## start
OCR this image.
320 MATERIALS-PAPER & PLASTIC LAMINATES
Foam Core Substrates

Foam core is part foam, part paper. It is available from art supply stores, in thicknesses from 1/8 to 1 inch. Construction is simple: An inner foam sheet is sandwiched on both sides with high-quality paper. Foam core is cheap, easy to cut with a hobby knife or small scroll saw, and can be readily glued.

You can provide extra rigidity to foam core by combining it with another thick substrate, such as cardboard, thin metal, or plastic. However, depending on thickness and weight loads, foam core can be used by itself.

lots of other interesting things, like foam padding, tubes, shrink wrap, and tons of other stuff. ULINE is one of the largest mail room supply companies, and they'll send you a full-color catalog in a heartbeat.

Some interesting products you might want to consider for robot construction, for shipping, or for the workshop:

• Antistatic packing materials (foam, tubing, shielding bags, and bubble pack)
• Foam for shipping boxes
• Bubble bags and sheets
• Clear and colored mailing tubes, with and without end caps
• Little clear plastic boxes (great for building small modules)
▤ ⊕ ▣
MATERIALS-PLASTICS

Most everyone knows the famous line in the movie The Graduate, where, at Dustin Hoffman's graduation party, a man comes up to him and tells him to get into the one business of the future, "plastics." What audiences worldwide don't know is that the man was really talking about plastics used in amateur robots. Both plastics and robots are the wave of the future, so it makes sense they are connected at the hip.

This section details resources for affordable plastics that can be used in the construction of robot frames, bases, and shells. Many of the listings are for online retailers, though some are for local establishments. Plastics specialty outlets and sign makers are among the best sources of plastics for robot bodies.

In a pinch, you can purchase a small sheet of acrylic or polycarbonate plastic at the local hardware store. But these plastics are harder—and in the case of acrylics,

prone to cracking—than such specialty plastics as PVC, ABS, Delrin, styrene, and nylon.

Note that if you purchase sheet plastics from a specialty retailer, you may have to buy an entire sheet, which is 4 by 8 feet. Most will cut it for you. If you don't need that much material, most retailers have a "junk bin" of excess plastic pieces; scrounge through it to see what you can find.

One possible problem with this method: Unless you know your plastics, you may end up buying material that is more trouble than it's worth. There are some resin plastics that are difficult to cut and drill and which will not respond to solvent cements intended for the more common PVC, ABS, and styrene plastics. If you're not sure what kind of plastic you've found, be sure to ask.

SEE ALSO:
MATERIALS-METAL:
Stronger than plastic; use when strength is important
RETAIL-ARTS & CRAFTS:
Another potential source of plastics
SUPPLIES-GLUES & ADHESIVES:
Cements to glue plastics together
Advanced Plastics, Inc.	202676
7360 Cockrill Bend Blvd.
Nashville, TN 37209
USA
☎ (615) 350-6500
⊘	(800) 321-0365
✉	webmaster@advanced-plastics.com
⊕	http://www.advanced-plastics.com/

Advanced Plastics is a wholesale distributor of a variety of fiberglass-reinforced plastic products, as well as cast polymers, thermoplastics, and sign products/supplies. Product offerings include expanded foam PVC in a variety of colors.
## end
Copy all lines from the material that contain "than".

Response to this exercise:
prone to cracking—than such specialty plastics as PVC, ABS, Delrin, styrene, and nylon.
One possible problem with this method: Unless you know your plastics, you may end up buying material that is more trouble than it's worth. There are some resin plastics that are difficult to cut and drill and which will not respond to solvent cements intended for the more common PVC, ABS, and styrene plastics. If you're not sure what kind of plastic you've found, be sure to ask.
Stronger than plastic; use when strength is important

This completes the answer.